Problem details:
Filter this data down to the lines that hold "JSON", and copy them.

Task inputs:

========================================

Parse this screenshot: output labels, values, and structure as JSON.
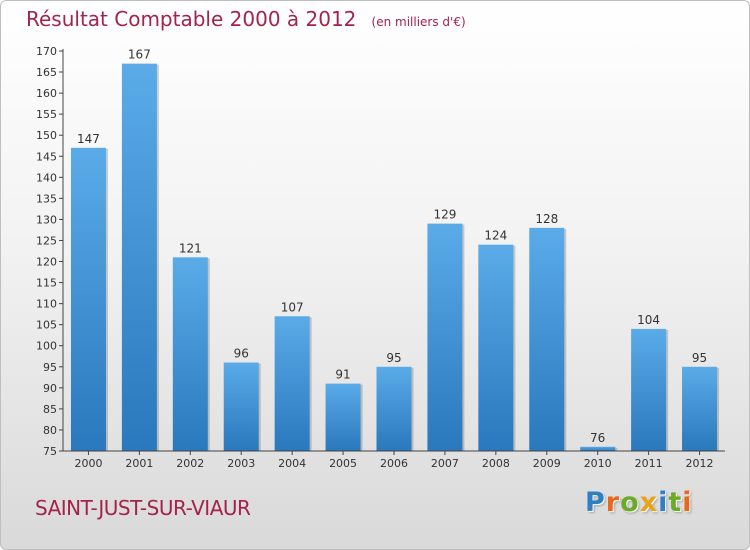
{
  "header": {
    "title": "Résultat Comptable 2000 à 2012",
    "subtitle": "(en milliers d'€)"
  },
  "footer": {
    "commune": "SAINT-JUST-SUR-VIAUR",
    "logo_text": "Proxiti",
    "logo_letters": [
      {
        "char": "P",
        "color": "#2e7fc4"
      },
      {
        "char": "r",
        "color": "#e8681b"
      },
      {
        "char": "o",
        "color": "#6aab2a"
      },
      {
        "char": "x",
        "color": "#e8a31b"
      },
      {
        "char": "i",
        "color": "#2e7fc4"
      },
      {
        "char": "t",
        "color": "#6aab2a"
      },
      {
        "char": "i",
        "color": "#e8681b"
      }
    ]
  },
  "colors": {
    "title": "#a4234b",
    "bar_light": "#5aabe8",
    "bar_dark": "#2a78bd"
  },
  "chart_data": {
    "type": "bar",
    "categories": [
      "2000",
      "2001",
      "2002",
      "2003",
      "2004",
      "2005",
      "2006",
      "2007",
      "2008",
      "2009",
      "2010",
      "2011",
      "2012"
    ],
    "values": [
      147,
      167,
      121,
      96,
      107,
      91,
      95,
      129,
      124,
      128,
      76,
      104,
      95
    ],
    "title": "Résultat Comptable 2000 à 2012",
    "subtitle": "(en milliers d'€)",
    "xlabel": "",
    "ylabel": "",
    "ylim": [
      75,
      170
    ],
    "ytick_step": 5,
    "grid": false,
    "legend": "none"
  }
}
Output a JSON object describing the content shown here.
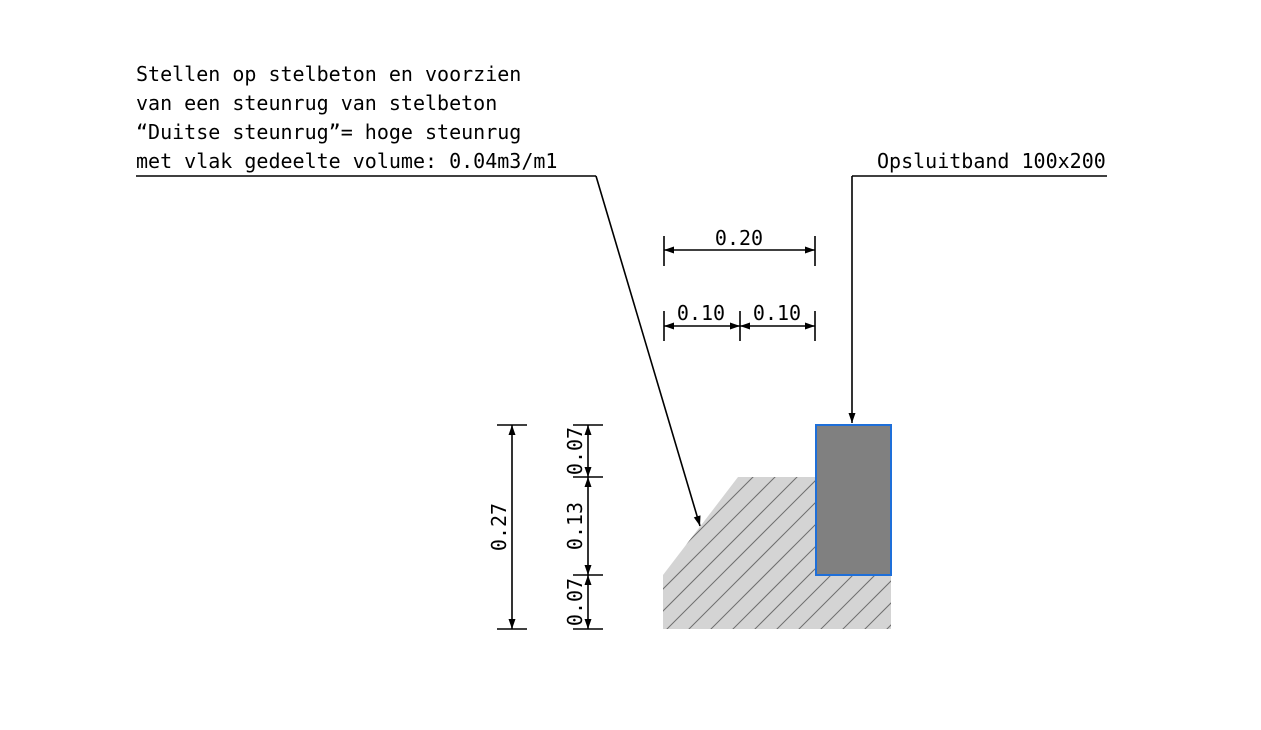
{
  "annotations": {
    "concrete_note": [
      "Stellen op stelbeton en voorzien",
      "van een steunrug van stelbeton",
      "“Duitse steunrug”= hoge steunrug",
      "met vlak gedeelte volume: 0.04m3/m1"
    ],
    "curb_label": "Opsluitband 100x200"
  },
  "dimensions": {
    "total_width": "0.20",
    "half_width_left": "0.10",
    "half_width_right": "0.10",
    "total_height": "0.27",
    "height_top": "0.07",
    "height_middle": "0.13",
    "height_bottom": "0.07"
  },
  "colors": {
    "concrete_fill": "#d4d4d4",
    "hatch": "#6e6e6e",
    "curb_fill": "#808080",
    "curb_outline": "#1e6fd9",
    "lines": "#000000"
  }
}
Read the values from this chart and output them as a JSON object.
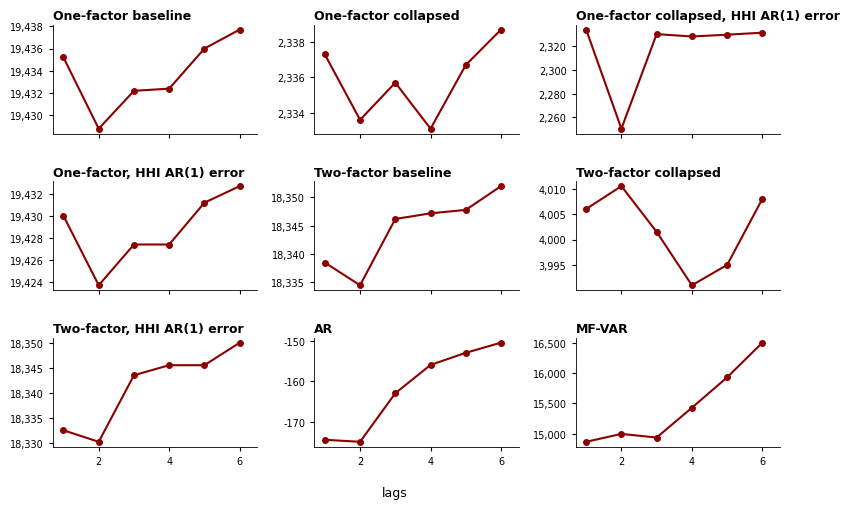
{
  "panels": [
    {
      "title": "One-factor baseline",
      "x": [
        1,
        2,
        3,
        4,
        5,
        6
      ],
      "y": [
        19435.2,
        19428.8,
        19432.2,
        19432.4,
        19436.0,
        19437.7
      ]
    },
    {
      "title": "One-factor collapsed",
      "x": [
        1,
        2,
        3,
        4,
        5,
        6
      ],
      "y": [
        2337.3,
        2333.6,
        2335.7,
        2333.1,
        2336.7,
        2338.7
      ]
    },
    {
      "title": "One-factor collapsed, HHI AR(1) error",
      "x": [
        1,
        2,
        3,
        4,
        5,
        6
      ],
      "y": [
        2333.8,
        2250.5,
        2330.0,
        2328.0,
        2329.5,
        2331.2
      ]
    },
    {
      "title": "One-factor, HHI AR(1) error",
      "x": [
        1,
        2,
        3,
        4,
        5,
        6
      ],
      "y": [
        19430.0,
        19423.7,
        19427.4,
        19427.4,
        19431.2,
        19432.7
      ]
    },
    {
      "title": "Two-factor baseline",
      "x": [
        1,
        2,
        3,
        4,
        5,
        6
      ],
      "y": [
        18338.5,
        18334.5,
        18346.2,
        18347.2,
        18347.8,
        18352.0
      ]
    },
    {
      "title": "Two-factor collapsed",
      "x": [
        1,
        2,
        3,
        4,
        5,
        6
      ],
      "y": [
        4006.0,
        4010.5,
        4001.5,
        3991.0,
        3995.0,
        4008.0
      ]
    },
    {
      "title": "Two-factor, HHI AR(1) error",
      "x": [
        1,
        2,
        3,
        4,
        5,
        6
      ],
      "y": [
        18332.5,
        18330.2,
        18343.5,
        18345.5,
        18345.5,
        18350.0
      ]
    },
    {
      "title": "AR",
      "x": [
        1,
        2,
        3,
        4,
        5,
        6
      ],
      "y": [
        -174.5,
        -175.0,
        -163.0,
        -156.0,
        -153.0,
        -150.5
      ]
    },
    {
      "title": "MF-VAR",
      "x": [
        1,
        2,
        3,
        4,
        5,
        6
      ],
      "y": [
        14870.0,
        15000.0,
        14940.0,
        15430.0,
        15930.0,
        16500.0
      ]
    }
  ],
  "line_color": "#8B0000",
  "marker": "o",
  "markersize": 4,
  "linewidth": 1.5,
  "xlabel": "lags",
  "title_fontsize": 9,
  "label_fontsize": 9,
  "tick_fontsize": 7,
  "background_color": "#ffffff",
  "xticks": [
    2,
    4,
    6
  ]
}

========================================

Answer:
Parse this screenshot: output labels, values, and structure as JSON.
Output a JSON object describing the content shown here.
Read the values from this chart and output them as a JSON object.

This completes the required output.